Written exercise: Return the rows below unchanged, from the line containing "Patent image size: (892, 1254)." through the last row, both included.

Data listing:
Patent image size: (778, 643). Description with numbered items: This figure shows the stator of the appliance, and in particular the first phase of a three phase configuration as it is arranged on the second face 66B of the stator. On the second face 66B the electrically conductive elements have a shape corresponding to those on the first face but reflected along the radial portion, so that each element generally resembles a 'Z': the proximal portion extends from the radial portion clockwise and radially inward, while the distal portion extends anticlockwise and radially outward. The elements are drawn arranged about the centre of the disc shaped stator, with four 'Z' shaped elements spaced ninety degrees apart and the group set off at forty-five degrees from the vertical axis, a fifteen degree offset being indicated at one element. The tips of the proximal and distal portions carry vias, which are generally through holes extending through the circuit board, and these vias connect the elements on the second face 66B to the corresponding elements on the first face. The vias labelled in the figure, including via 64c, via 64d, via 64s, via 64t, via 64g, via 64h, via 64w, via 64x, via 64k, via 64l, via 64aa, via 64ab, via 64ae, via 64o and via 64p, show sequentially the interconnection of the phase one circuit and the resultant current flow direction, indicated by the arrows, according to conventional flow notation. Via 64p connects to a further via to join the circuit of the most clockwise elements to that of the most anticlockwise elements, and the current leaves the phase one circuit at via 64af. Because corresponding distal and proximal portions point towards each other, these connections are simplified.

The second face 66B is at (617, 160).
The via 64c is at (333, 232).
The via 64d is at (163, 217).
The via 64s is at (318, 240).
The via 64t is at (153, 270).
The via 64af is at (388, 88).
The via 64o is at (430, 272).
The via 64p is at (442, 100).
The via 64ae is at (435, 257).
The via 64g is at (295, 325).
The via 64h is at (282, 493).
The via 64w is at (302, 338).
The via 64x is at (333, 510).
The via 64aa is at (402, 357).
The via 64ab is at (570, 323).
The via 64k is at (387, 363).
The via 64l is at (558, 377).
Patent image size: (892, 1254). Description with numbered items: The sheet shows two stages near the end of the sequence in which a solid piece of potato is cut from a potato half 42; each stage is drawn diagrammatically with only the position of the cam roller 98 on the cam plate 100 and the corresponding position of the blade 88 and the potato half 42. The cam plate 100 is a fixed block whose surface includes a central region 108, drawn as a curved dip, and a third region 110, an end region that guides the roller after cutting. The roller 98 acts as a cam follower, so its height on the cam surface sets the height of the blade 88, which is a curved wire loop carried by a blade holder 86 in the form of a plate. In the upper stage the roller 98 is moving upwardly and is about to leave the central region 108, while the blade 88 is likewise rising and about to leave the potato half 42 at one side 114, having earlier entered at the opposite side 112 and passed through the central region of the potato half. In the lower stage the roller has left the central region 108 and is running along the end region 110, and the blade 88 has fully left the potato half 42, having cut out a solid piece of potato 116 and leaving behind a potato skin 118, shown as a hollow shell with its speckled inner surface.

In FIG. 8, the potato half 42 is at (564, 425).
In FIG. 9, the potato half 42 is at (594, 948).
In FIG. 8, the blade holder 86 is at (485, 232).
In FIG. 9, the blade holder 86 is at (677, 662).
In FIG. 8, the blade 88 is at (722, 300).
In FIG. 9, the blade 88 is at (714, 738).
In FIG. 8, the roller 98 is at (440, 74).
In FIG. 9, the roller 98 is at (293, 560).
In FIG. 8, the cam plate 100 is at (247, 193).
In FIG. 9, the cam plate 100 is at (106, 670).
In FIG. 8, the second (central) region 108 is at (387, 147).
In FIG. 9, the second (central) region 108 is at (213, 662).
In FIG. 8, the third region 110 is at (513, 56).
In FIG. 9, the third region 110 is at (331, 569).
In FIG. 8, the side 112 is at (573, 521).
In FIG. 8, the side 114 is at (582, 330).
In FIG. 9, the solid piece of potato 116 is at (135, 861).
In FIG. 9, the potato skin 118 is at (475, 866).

Final result:
Patent image size: (892, 1254). Description with numbered items: The sheet shows two stages near the end of the sequence in which a solid piece of potato is cut from a potato half 42; each stage is drawn diagrammatically with only the position of the cam roller 98 on the cam plate 100 and the corresponding position of the blade 88 and the potato half 42. The cam plate 100 is a fixed block whose surface includes a central region 108, drawn as a curved dip, and a third region 110, an end region that guides the roller after cutting. The roller 98 acts as a cam follower, so its height on the cam surface sets the height of the blade 88, which is a curved wire loop carried by a blade holder 86 in the form of a plate. In the upper stage the roller 98 is moving upwardly and is about to leave the central region 108, while the blade 88 is likewise rising and about to leave the potato half 42 at one side 114, having earlier entered at the opposite side 112 and passed through the central region of the potato half. In the lower stage the roller has left the central region 108 and is running along the end region 110, and the blade 88 has fully left the potato half 42, having cut out a solid piece of potato 116 and leaving behind a potato skin 118, shown as a hollow shell with its speckled inner surface.

In FIG. 8, the potato half 42 is at (564, 425).
In FIG. 9, the potato half 42 is at (594, 948).
In FIG. 8, the blade holder 86 is at (485, 232).
In FIG. 9, the blade holder 86 is at (677, 662).
In FIG. 8, the blade 88 is at (722, 300).
In FIG. 9, the blade 88 is at (714, 738).
In FIG. 8, the roller 98 is at (440, 74).
In FIG. 9, the roller 98 is at (293, 560).
In FIG. 8, the cam plate 100 is at (247, 193).
In FIG. 9, the cam plate 100 is at (106, 670).
In FIG. 8, the second (central) region 108 is at (387, 147).
In FIG. 9, the second (central) region 108 is at (213, 662).
In FIG. 8, the third region 110 is at (513, 56).
In FIG. 9, the third region 110 is at (331, 569).
In FIG. 8, the side 112 is at (573, 521).
In FIG. 8, the side 114 is at (582, 330).
In FIG. 9, the solid piece of potato 116 is at (135, 861).
In FIG. 9, the potato skin 118 is at (475, 866).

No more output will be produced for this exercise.